Data section ▸
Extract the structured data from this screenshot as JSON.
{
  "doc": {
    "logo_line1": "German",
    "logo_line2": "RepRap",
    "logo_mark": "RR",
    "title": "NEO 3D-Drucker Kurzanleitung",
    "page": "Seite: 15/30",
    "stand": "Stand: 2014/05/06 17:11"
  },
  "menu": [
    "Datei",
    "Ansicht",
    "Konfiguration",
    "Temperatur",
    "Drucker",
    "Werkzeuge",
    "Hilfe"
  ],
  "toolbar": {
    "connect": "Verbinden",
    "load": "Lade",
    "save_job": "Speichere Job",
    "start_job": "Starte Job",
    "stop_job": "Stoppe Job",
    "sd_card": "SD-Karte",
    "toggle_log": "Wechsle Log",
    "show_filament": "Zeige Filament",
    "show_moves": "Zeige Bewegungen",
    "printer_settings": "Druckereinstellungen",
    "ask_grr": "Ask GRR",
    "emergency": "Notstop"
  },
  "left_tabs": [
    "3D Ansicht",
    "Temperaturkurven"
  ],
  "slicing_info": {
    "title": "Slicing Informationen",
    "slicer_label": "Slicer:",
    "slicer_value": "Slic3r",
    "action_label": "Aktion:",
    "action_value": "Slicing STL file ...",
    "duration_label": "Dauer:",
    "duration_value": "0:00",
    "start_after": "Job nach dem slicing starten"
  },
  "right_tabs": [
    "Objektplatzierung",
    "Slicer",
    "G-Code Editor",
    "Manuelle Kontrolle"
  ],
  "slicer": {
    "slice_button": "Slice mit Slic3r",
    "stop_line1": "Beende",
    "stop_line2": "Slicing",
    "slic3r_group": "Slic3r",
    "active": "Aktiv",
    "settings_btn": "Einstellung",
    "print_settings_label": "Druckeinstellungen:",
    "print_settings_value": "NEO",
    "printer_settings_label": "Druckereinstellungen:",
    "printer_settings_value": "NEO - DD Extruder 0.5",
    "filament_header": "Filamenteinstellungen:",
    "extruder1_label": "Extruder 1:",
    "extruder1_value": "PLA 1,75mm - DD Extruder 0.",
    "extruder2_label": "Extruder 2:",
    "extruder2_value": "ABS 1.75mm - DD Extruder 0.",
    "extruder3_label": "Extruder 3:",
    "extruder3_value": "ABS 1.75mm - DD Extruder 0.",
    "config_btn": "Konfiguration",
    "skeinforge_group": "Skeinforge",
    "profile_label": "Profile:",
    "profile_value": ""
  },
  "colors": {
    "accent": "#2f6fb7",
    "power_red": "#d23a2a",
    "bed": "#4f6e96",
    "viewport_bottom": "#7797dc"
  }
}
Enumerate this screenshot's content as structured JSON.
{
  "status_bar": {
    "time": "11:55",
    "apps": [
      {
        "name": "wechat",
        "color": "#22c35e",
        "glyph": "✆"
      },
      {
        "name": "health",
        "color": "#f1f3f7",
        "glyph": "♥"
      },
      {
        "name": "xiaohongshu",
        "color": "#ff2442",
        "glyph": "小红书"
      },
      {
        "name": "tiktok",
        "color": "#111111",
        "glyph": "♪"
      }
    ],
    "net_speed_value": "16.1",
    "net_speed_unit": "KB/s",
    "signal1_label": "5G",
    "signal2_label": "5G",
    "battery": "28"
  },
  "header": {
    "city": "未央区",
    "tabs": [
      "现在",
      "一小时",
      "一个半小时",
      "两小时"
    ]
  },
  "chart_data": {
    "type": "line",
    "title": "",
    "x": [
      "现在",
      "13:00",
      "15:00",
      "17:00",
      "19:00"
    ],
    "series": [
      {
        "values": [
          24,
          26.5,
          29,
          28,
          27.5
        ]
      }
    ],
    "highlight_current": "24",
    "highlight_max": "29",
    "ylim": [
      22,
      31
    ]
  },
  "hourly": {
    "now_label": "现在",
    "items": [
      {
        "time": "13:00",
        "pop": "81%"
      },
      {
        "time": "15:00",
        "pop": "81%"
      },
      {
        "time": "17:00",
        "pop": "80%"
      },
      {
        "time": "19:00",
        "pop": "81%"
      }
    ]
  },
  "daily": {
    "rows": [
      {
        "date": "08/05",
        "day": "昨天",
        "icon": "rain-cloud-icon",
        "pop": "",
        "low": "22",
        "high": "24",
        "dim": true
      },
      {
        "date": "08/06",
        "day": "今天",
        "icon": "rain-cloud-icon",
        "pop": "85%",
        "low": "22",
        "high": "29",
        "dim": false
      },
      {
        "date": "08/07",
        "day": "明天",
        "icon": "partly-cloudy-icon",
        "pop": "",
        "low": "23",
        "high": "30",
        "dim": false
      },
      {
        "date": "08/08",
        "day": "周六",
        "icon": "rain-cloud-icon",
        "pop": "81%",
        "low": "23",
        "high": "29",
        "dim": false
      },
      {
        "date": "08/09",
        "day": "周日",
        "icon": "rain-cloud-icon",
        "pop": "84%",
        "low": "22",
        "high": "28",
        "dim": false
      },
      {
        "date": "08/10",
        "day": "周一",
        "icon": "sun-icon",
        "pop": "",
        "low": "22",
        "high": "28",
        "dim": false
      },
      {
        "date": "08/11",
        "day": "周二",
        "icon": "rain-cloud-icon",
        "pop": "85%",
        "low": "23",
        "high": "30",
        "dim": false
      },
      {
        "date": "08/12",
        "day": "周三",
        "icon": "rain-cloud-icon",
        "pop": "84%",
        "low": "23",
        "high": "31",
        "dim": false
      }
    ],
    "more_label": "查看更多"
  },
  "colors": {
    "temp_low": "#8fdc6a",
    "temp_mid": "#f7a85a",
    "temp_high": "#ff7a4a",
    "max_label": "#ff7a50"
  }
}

Directions ▸ Write the listing out again, exactly as it reads.

Written answer ▸
Extract the structured data from this screenshot as JSON.
{
  "doc": {
    "logo_line1": "German",
    "logo_line2": "RepRap",
    "logo_mark": "RR",
    "title": "NEO 3D-Drucker Kurzanleitung",
    "page": "Seite: 15/30",
    "stand": "Stand: 2014/05/06 17:11"
  },
  "menu": [
    "Datei",
    "Ansicht",
    "Konfiguration",
    "Temperatur",
    "Drucker",
    "Werkzeuge",
    "Hilfe"
  ],
  "toolbar": {
    "connect": "Verbinden",
    "load": "Lade",
    "save_job": "Speichere Job",
    "start_job": "Starte Job",
    "stop_job": "Stoppe Job",
    "sd_card": "SD-Karte",
    "toggle_log": "Wechsle Log",
    "show_filament": "Zeige Filament",
    "show_moves": "Zeige Bewegungen",
    "printer_settings": "Druckereinstellungen",
    "ask_grr": "Ask GRR",
    "emergency": "Notstop"
  },
  "left_tabs": [
    "3D Ansicht",
    "Temperaturkurven"
  ],
  "slicing_info": {
    "title": "Slicing Informationen",
    "slicer_label": "Slicer:",
    "slicer_value": "Slic3r",
    "action_label": "Aktion:",
    "action_value": "Slicing STL file ...",
    "duration_label": "Dauer:",
    "duration_value": "0:00",
    "start_after": "Job nach dem slicing starten"
  },
  "right_tabs": [
    "Objektplatzierung",
    "Slicer",
    "G-Code Editor",
    "Manuelle Kontrolle"
  ],
  "slicer": {
    "slice_button": "Slice mit Slic3r",
    "stop_line1": "Beende",
    "stop_line2": "Slicing",
    "slic3r_group": "Slic3r",
    "active": "Aktiv",
    "settings_btn": "Einstellung",
    "print_settings_label": "Druckeinstellungen:",
    "print_settings_value": "NEO",
    "printer_settings_label": "Druckereinstellungen:",
    "printer_settings_value": "NEO - DD Extruder 0.5",
    "filament_header": "Filamenteinstellungen:",
    "extruder1_label": "Extruder 1:",
    "extruder1_value": "PLA 1,75mm - DD Extruder 0.",
    "extruder2_label": "Extruder 2:",
    "extruder2_value": "ABS 1.75mm - DD Extruder 0.",
    "extruder3_label": "Extruder 3:",
    "extruder3_value": "ABS 1.75mm - DD Extruder 0.",
    "config_btn": "Konfiguration",
    "skeinforge_group": "Skeinforge",
    "profile_label": "Profile:",
    "profile_value": ""
  },
  "colors": {
    "accent": "#2f6fb7",
    "power_red": "#d23a2a",
    "bed": "#4f6e96",
    "viewport_bottom": "#7797dc"
  }
}
Enumerate this screenshot's content as structured JSON.
{
  "status_bar": {
    "time": "11:55",
    "apps": [
      {
        "name": "wechat",
        "color": "#22c35e",
        "glyph": "✆"
      },
      {
        "name": "health",
        "color": "#f1f3f7",
        "glyph": "♥"
      },
      {
        "name": "xiaohongshu",
        "color": "#ff2442",
        "glyph": "小红书"
      },
      {
        "name": "tiktok",
        "color": "#111111",
        "glyph": "♪"
      }
    ],
    "net_speed_value": "16.1",
    "net_speed_unit": "KB/s",
    "signal1_label": "5G",
    "signal2_label": "5G",
    "battery": "28"
  },
  "header": {
    "city": "未央区",
    "tabs": [
      "现在",
      "一小时",
      "一个半小时",
      "两小时"
    ]
  },
  "chart_data": {
    "type": "line",
    "title": "",
    "x": [
      "现在",
      "13:00",
      "15:00",
      "17:00",
      "19:00"
    ],
    "series": [
      {
        "values": [
          24,
          26.5,
          29,
          28,
          27.5
        ]
      }
    ],
    "highlight_current": "24",
    "highlight_max": "29",
    "ylim": [
      22,
      31
    ]
  },
  "hourly": {
    "now_label": "现在",
    "items": [
      {
        "time": "13:00",
        "pop": "81%"
      },
      {
        "time": "15:00",
        "pop": "81%"
      },
      {
        "time": "17:00",
        "pop": "80%"
      },
      {
        "time": "19:00",
        "pop": "81%"
      }
    ]
  },
  "daily": {
    "rows": [
      {
        "date": "08/05",
        "day": "昨天",
        "icon": "rain-cloud-icon",
        "pop": "",
        "low": "22",
        "high": "24",
        "dim": true
      },
      {
        "date": "08/06",
        "day": "今天",
        "icon": "rain-cloud-icon",
        "pop": "85%",
        "low": "22",
        "high": "29",
        "dim": false
      },
      {
        "date": "08/07",
        "day": "明天",
        "icon": "partly-cloudy-icon",
        "pop": "",
        "low": "23",
        "high": "30",
        "dim": false
      },
      {
        "date": "08/08",
        "day": "周六",
        "icon": "rain-cloud-icon",
        "pop": "81%",
        "low": "23",
        "high": "29",
        "dim": false
      },
      {
        "date": "08/09",
        "day": "周日",
        "icon": "rain-cloud-icon",
        "pop": "84%",
        "low": "22",
        "high": "28",
        "dim": false
      },
      {
        "date": "08/10",
        "day": "周一",
        "icon": "sun-icon",
        "pop": "",
        "low": "22",
        "high": "28",
        "dim": false
      },
      {
        "date": "08/11",
        "day": "周二",
        "icon": "rain-cloud-icon",
        "pop": "85%",
        "low": "23",
        "high": "30",
        "dim": false
      },
      {
        "date": "08/12",
        "day": "周三",
        "icon": "rain-cloud-icon",
        "pop": "84%",
        "low": "23",
        "high": "31",
        "dim": false
      }
    ],
    "more_label": "查看更多"
  },
  "colors": {
    "temp_low": "#8fdc6a",
    "temp_mid": "#f7a85a",
    "temp_high": "#ff7a4a",
    "max_label": "#ff7a50"
  }
}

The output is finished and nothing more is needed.